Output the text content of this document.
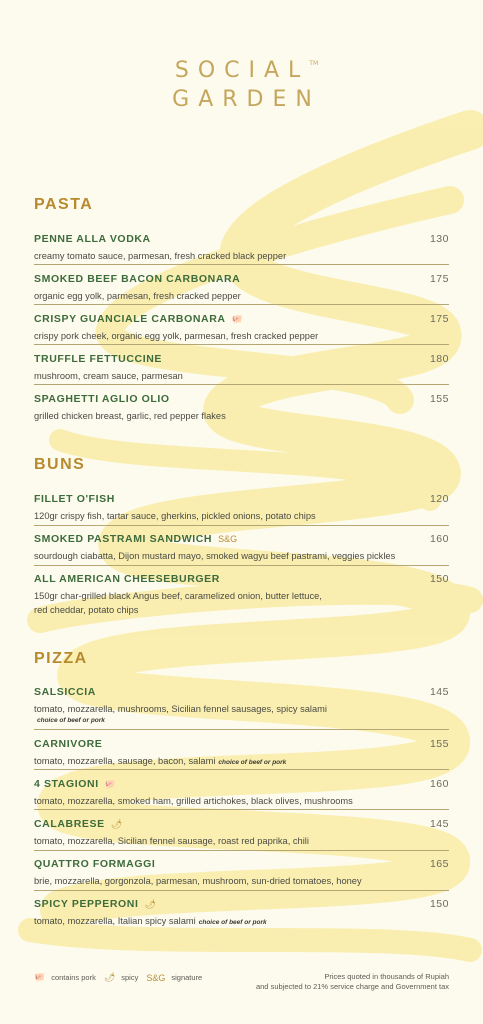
SOCIAL™
GARDEN
PASTA
PENNE ALLA VODKA	130
creamy tomato sauce, parmesan, fresh cracked black pepper
SMOKED BEEF BACON CARBONARA	175
organic egg yolk, parmesan, fresh cracked pepper
CRISPY GUANCIALE CARBONARA 🐖	175
crispy pork cheek, organic egg yolk, parmesan, fresh cracked pepper
TRUFFLE FETTUCCINE	180
mushroom, cream sauce, parmesan
SPAGHETTI AGLIO OLIO	155
grilled chicken breast, garlic, red pepper flakes
BUNS
FILLET O'FISH	120
120gr crispy fish, tartar sauce, gherkins, pickled onions, potato chips
SMOKED PASTRAMI SANDWICH S&G	160
sourdough ciabatta, Dijon mustard mayo, smoked wagyu beef pastrami, veggies pickles
ALL AMERICAN CHEESEBURGER	150
150gr char-grilled black Angus beef, caramelized onion, butter lettuce,
red cheddar, potato chips
PIZZA
SALSICCIA	145
tomato, mozzarella, mushrooms, Sicilian fennel sausages, spicy salami
choice of beef or pork
CARNIVORE	155
tomato, mozzarella, sausage, bacon, salami choice of beef or pork
4 STAGIONI 🐖	160
tomato, mozzarella, smoked ham, grilled artichokes, black olives, mushrooms
CALABRESE 🌶	145
tomato, mozzarella, Sicilian fennel sausage, roast red paprika, chili
QUATTRO FORMAGGI	165
brie, mozzarella, gorgonzola, parmesan, mushroom, sun-dried tomatoes, honey
SPICY PEPPERONI 🌶	150
tomato, mozzarella, Italian spicy salami choice of beef or pork
🐖 contains pork 🌶 spicy S&G signature	Prices quoted in thousands of Rupiah
and subjected to 21% service charge and Government tax
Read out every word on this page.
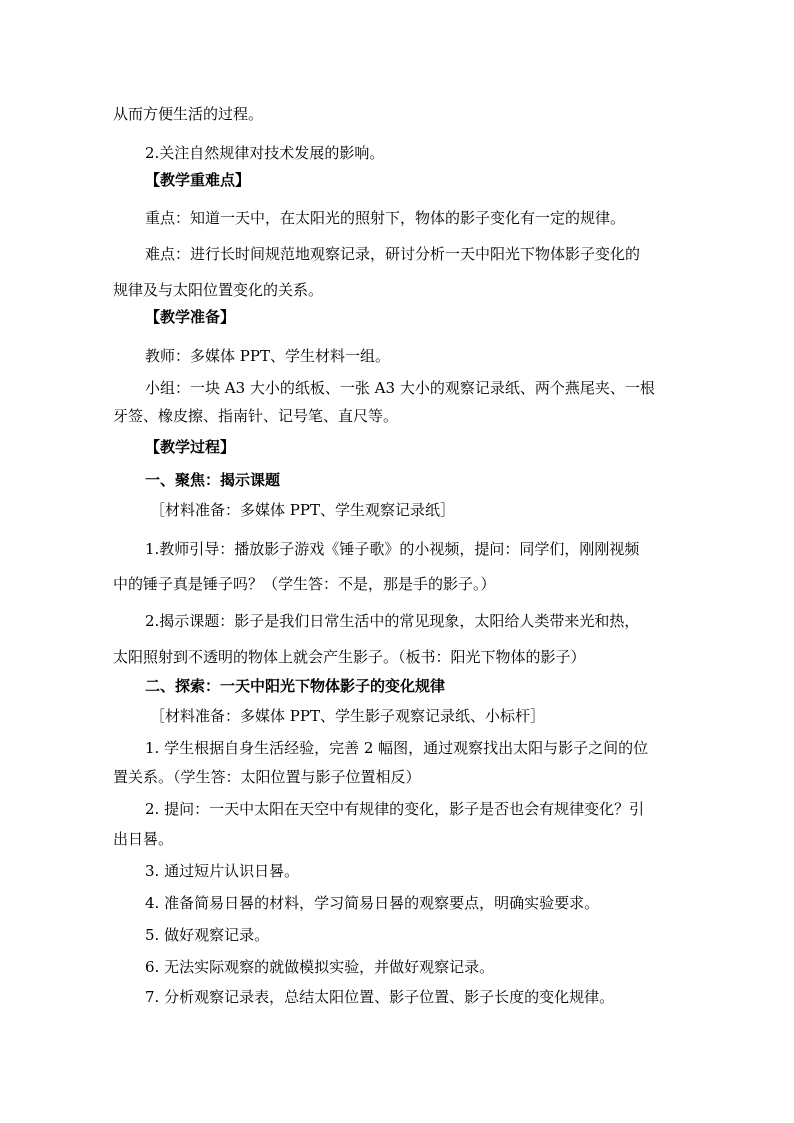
从而方便生活的过程。
2.关注自然规律对技术发展的影响。
【教学重难点】
重点：知道一天中，在太阳光的照射下，物体的影子变化有一定的规律。
难点：进行长时间规范地观察记录，研讨分析一天中阳光下物体影子变化的
规律及与太阳位置变化的关系。
【教学准备】
教师：多媒体 PPT、学生材料一组。
小组：一块 A3 大小的纸板、一张 A3 大小的观察记录纸、两个燕尾夹、一根
牙签、橡皮擦、指南针、记号笔、直尺等。
【教学过程】
一、聚焦：揭示课题
［材料准备：多媒体 PPT、学生观察记录纸］
1.教师引导：播放影子游戏《锤子歌》的小视频，提问：同学们，刚刚视频
中的锤子真是锤子吗？（学生答：不是，那是手的影子。）
2.揭示课题：影子是我们日常生活中的常见现象，太阳给人类带来光和热，
太阳照射到不透明的物体上就会产生影子。（板书：阳光下物体的影子）
二、探索：一天中阳光下物体影子的变化规律
［材料准备：多媒体 PPT、学生影子观察记录纸、小标杆］
1. 学生根据自身生活经验，完善 2 幅图，通过观察找出太阳与影子之间的位
置关系。（学生答：太阳位置与影子位置相反）
2. 提问：一天中太阳在天空中有规律的变化，影子是否也会有规律变化？引
出日晷。
3. 通过短片认识日晷。
4. 准备简易日晷的材料，学习简易日晷的观察要点，明确实验要求。
5. 做好观察记录。
6. 无法实际观察的就做模拟实验，并做好观察记录。
7. 分析观察记录表，总结太阳位置、影子位置、影子长度的变化规律。
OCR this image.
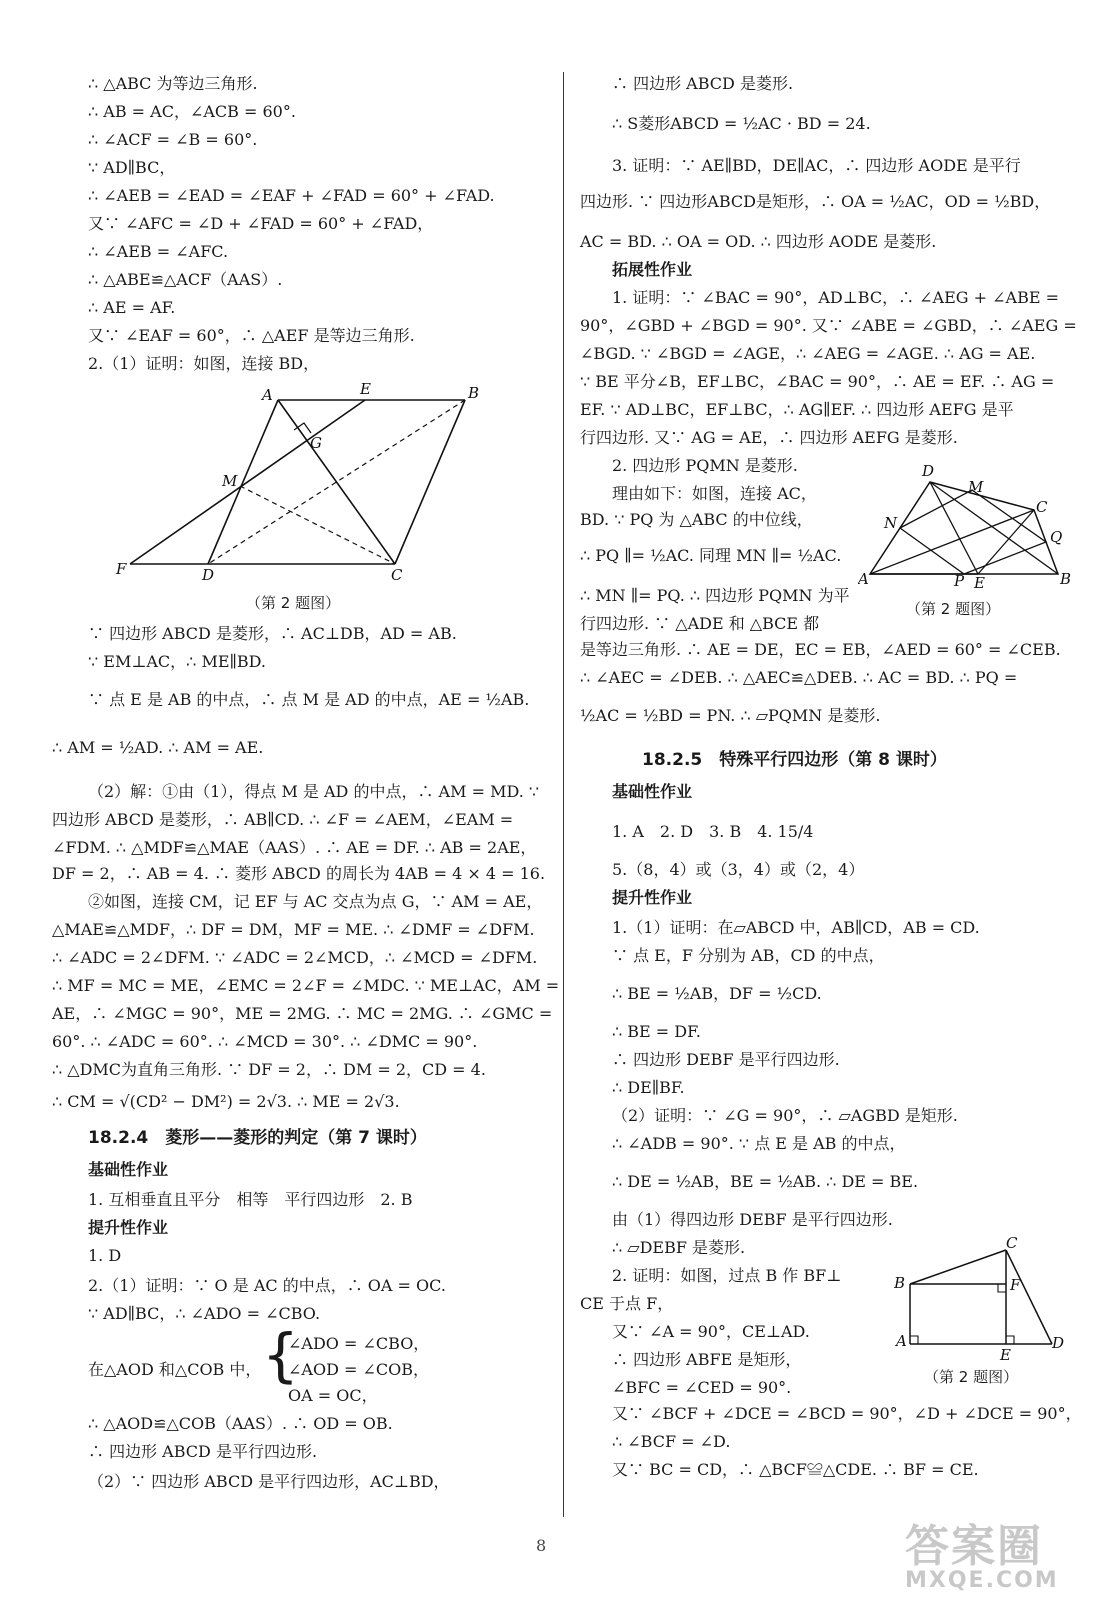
∴ △ABC 为等边三角形.
∴ AB = AC，∠ACB = 60°.
∴ ∠ACF = ∠B = 60°.
∵ AD∥BC，
∴ ∠AEB = ∠EAD = ∠EAF + ∠FAD = 60° + ∠FAD.
又∵ ∠AFC = ∠D + ∠FAD = 60° + ∠FAD，
∴ ∠AEB = ∠AFC.
∴ △ABE≌△ACF（AAS）.
∴ AE = AF.
又∵ ∠EAF = 60°，∴ △AEF 是等边三角形.
2.（1）证明：如图，连接 BD，
A	E	B
G
M
F	D	C
（第 2 题图）
∵ 四边形 ABCD 是菱形，∴ AC⊥DB，AD = AB.
∵ EM⊥AC，∴ ME∥BD.
∵ 点 E 是 AB 的中点，∴ 点 M 是 AD 的中点，AE = ½AB.
∴ AM = ½AD. ∴ AM = AE.
（2）解：①由（1），得点 M 是 AD 的中点，∴ AM = MD. ∵
四边形 ABCD 是菱形，∴ AB∥CD. ∴ ∠F = ∠AEM，∠EAM =
∠FDM. ∴ △MDF≌△MAE（AAS）. ∴ AE = DF. ∴ AB = 2AE，
DF = 2，∴ AB = 4. ∴ 菱形 ABCD 的周长为 4AB = 4 × 4 = 16.
②如图，连接 CM，记 EF 与 AC 交点为点 G，∵ AM = AE，
△MAE≌△MDF，∴ DF = DM，MF = ME. ∴ ∠DMF = ∠DFM.
∴ ∠ADC = 2∠DFM. ∵ ∠ADC = 2∠MCD，∴ ∠MCD = ∠DFM.
∴ MF = MC = ME，∠EMC = 2∠F = ∠MDC. ∵ ME⊥AC，AM =
AE，∴ ∠MGC = 90°，ME = 2MG. ∴ MC = 2MG. ∴ ∠GMC =
60°. ∴ ∠ADC = 60°. ∴ ∠MCD = 30°. ∴ ∠DMC = 90°.
∴ △DMC为直角三角形. ∵ DF = 2，∴ DM = 2，CD = 4.
∴ CM = √(CD² − DM²) = 2√3. ∴ ME = 2√3.
18.2.4　菱形——菱形的判定（第 7 课时）
基础性作业
1. 互相垂直且平分　相等　平行四边形　2. B
提升性作业
1. D
2.（1）证明：∵ O 是 AC 的中点，∴ OA = OC.
∵ AD∥BC，∴ ∠ADO = ∠CBO.
在△AOD 和△COB 中， {
∠ADO = ∠CBO，
∠AOD = ∠COB，
OA = OC，
∴ △AOD≌△COB（AAS）. ∴ OD = OB.
∴ 四边形 ABCD 是平行四边形.
（2）∵ 四边形 ABCD 是平行四边形，AC⊥BD，
∴ 四边形 ABCD 是菱形.
∴ S菱形ABCD = ½AC · BD = 24.
3. 证明：∵ AE∥BD，DE∥AC，∴ 四边形 AODE 是平行
四边形. ∵ 四边形ABCD是矩形，∴ OA = ½AC，OD = ½BD，
AC = BD. ∴ OA = OD. ∴ 四边形 AODE 是菱形.
拓展性作业
1. 证明：∵ ∠BAC = 90°，AD⊥BC，∴ ∠AEG + ∠ABE =
90°，∠GBD + ∠BGD = 90°. 又∵ ∠ABE = ∠GBD，∴ ∠AEG =
∠BGD. ∵ ∠BGD = ∠AGE，∴ ∠AEG = ∠AGE. ∴ AG = AE.
∵ BE 平分∠B，EF⊥BC，∠BAC = 90°，∴ AE = EF. ∴ AG =
EF. ∵ AD⊥BC，EF⊥BC，∴ AG∥EF. ∴ 四边形 AEFG 是平
行四边形. 又∵ AG = AE，∴ 四边形 AEFG 是菱形.
2. 四边形 PQMN 是菱形.
理由如下：如图，连接 AC，
BD. ∵ PQ 为 △ABC 的中位线，
∴ PQ ∥= ½AC. 同理 MN ∥= ½AC.
∴ MN ∥= PQ. ∴ 四边形 PQMN 为平
行四边形. ∵ △ADE 和 △BCE 都
D
M
C
N
Q
A	P E	B
（第 2 题图）
是等边三角形. ∴ AE = DE，EC = EB，∠AED = 60° = ∠CEB.
∴ ∠AEC = ∠DEB. ∴ △AEC≌△DEB. ∴ AC = BD. ∴ PQ =
½AC = ½BD = PN. ∴ ▱PQMN 是菱形.
18.2.5　特殊平行四边形（第 8 课时）
基础性作业
1. A　2. D　3. B　4. 15/4
5.（8，4）或（3，4）或（2，4）
提升性作业
1.（1）证明：在▱ABCD 中，AB∥CD，AB = CD.
∵ 点 E，F 分别为 AB，CD 的中点，
∴ BE = ½AB，DF = ½CD.
∴ BE = DF.
∴ 四边形 DEBF 是平行四边形.
∴ DE∥BF.
（2）证明：∵ ∠G = 90°，∴ ▱AGBD 是矩形.
∴ ∠ADB = 90°. ∵ 点 E 是 AB 的中点，
∴ DE = ½AB，BE = ½AB. ∴ DE = BE.
由（1）得四边形 DEBF 是平行四边形.
∴ ▱DEBF 是菱形.
2. 证明：如图，过点 B 作 BF⊥
CE 于点 F，
又∵ ∠A = 90°，CE⊥AD.
∴ 四边形 ABFE 是矩形，
∠BFC = ∠CED = 90°.
C
B	F
A
E
D
（第 2 题图）
又∵ ∠BCF + ∠DCE = ∠BCD = 90°，∠D + ∠DCE = 90°，
∴ ∠BCF = ∠D.
又∵ BC = CD，∴ △BCF≌△CDE. ∴ BF = CE.
8	答案圈
MXQE.COM
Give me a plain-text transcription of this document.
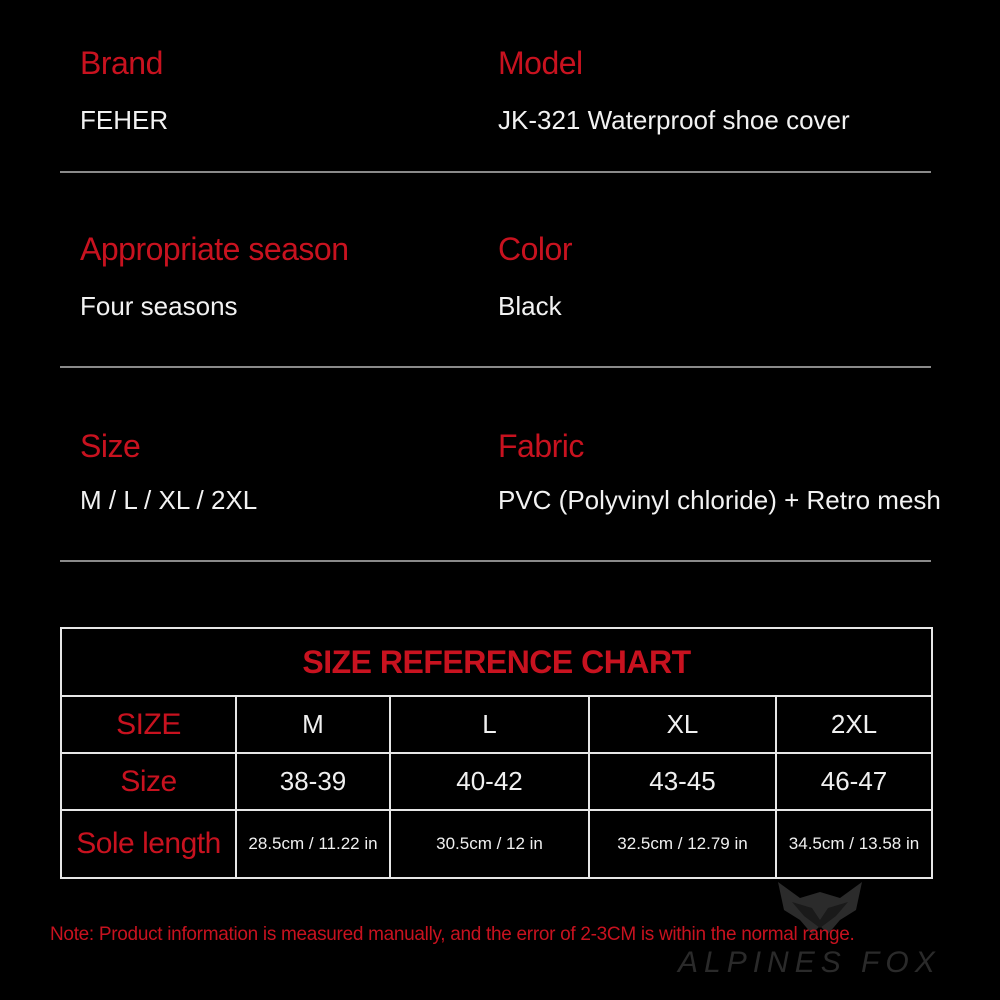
Brand
FEHER
Model
JK-321 Waterproof shoe cover
Appropriate season
Four seasons
Color
Black
Size
M / L / XL / 2XL
Fabric
PVC (Polyvinyl chloride) + Retro mesh
SIZE REFERENCE CHART				
SIZE	M	L	XL	2XL
Size	38-39	40-42	43-45	46-47
Sole length	28.5cm / 11.22 in	30.5cm / 12 in	32.5cm / 12.79 in	34.5cm / 13.58 in
ALPINES FOX
Note: Product information is measured manually, and the error of 2-3CM is within the normal range.
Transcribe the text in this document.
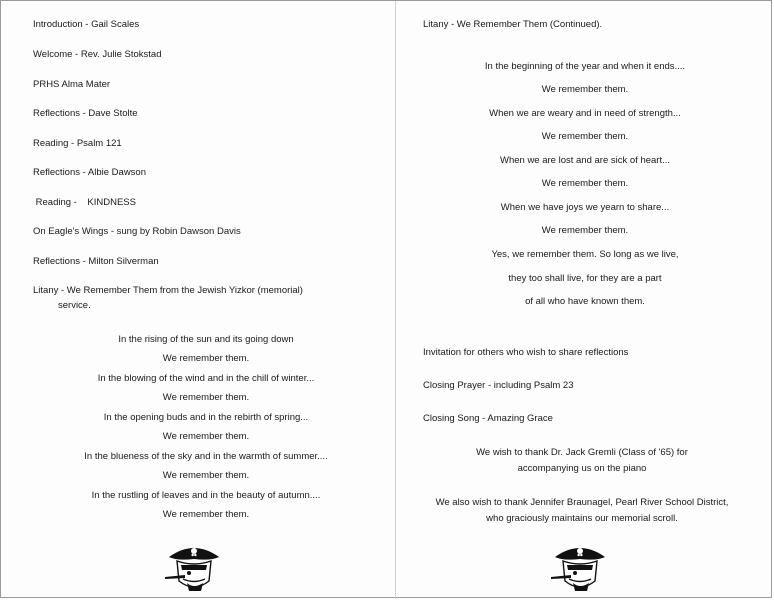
Introduction - Gail Scales
Welcome - Rev. Julie Stokstad
PRHS Alma Mater
Reflections - Dave Stolte
Reading - Psalm 121
Reflections - Albie Dawson
Reading -    KINDNESS
On Eagle's Wings - sung by Robin Dawson Davis
Reflections - Milton Silverman
Litany - We Remember Them from the Jewish Yizkor (memorial)
service.
In the rising of the sun and its going down
We remember them.
In the blowing of the wind and in the chill of winter...
We remember them.
In the opening buds and in the rebirth of spring...
We remember them.
In the blueness of the sky and in the warmth of summer....
We remember them.
In the rustling of leaves and in the beauty of autumn....
We remember them.
Litany - We Remember Them (Continued).
In the beginning of the year and when it ends....
We remember them.
When we are weary and in need of strength...
We remember them.
When we are lost and are sick of heart...
We remember them.
When we have joys we yearn to share...
We remember them.
Yes, we remember them. So long as we live,
they too shall live, for they are a part
of all who have known them.
Invitation for others who wish to share reflections
Closing Prayer - including Psalm 23
Closing Song - Amazing Grace
We wish to thank Dr. Jack Gremli (Class of '65) for
accompanying us on the piano
We also wish to thank Jennifer Braunagel, Pearl River School District,
who graciously maintains our memorial scroll.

####

Find the string "chips" in the records, then copy each line where it occurs.

120gr crispy fish, tartar sauce, gherkins, pickled onions, potato chips
red cheddar, potato chips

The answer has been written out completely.